■ Data entries ■
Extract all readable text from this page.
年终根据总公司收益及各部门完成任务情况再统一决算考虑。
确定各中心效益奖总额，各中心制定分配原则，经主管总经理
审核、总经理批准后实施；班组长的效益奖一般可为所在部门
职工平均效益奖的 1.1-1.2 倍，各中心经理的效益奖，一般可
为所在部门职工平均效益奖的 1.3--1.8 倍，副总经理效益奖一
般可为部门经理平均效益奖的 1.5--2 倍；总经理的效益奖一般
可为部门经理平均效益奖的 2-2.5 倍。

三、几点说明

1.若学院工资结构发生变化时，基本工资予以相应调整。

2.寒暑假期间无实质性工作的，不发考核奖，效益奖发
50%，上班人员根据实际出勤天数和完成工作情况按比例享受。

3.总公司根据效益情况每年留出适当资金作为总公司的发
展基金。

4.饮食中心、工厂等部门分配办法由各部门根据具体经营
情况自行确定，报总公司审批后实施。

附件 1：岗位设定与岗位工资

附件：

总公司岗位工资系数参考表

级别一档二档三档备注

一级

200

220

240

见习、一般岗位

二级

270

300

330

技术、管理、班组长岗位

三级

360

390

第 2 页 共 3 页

■ TASK TO COMPLETE ■
Output all of the material, please, exactly as it stands.

■ RESPONSE TO THIS EXERCISE ■
Extract all readable text from this page.
年终根据总公司收益及各部门完成任务情况再统一决算考虑。
确定各中心效益奖总额，各中心制定分配原则，经主管总经理
审核、总经理批准后实施；班组长的效益奖一般可为所在部门
职工平均效益奖的 1.1-1.2 倍，各中心经理的效益奖，一般可
为所在部门职工平均效益奖的 1.3--1.8 倍，副总经理效益奖一
般可为部门经理平均效益奖的 1.5--2 倍；总经理的效益奖一般
可为部门经理平均效益奖的 2-2.5 倍。

三、几点说明

1.若学院工资结构发生变化时，基本工资予以相应调整。

2.寒暑假期间无实质性工作的，不发考核奖，效益奖发
50%，上班人员根据实际出勤天数和完成工作情况按比例享受。

3.总公司根据效益情况每年留出适当资金作为总公司的发
展基金。

4.饮食中心、工厂等部门分配办法由各部门根据具体经营
情况自行确定，报总公司审批后实施。

附件 1：岗位设定与岗位工资

附件：

总公司岗位工资系数参考表

级别一档二档三档备注

一级

200

220

240

见习、一般岗位

二级

270

300

330

技术、管理、班组长岗位

三级

360

390

第 2 页 共 3 页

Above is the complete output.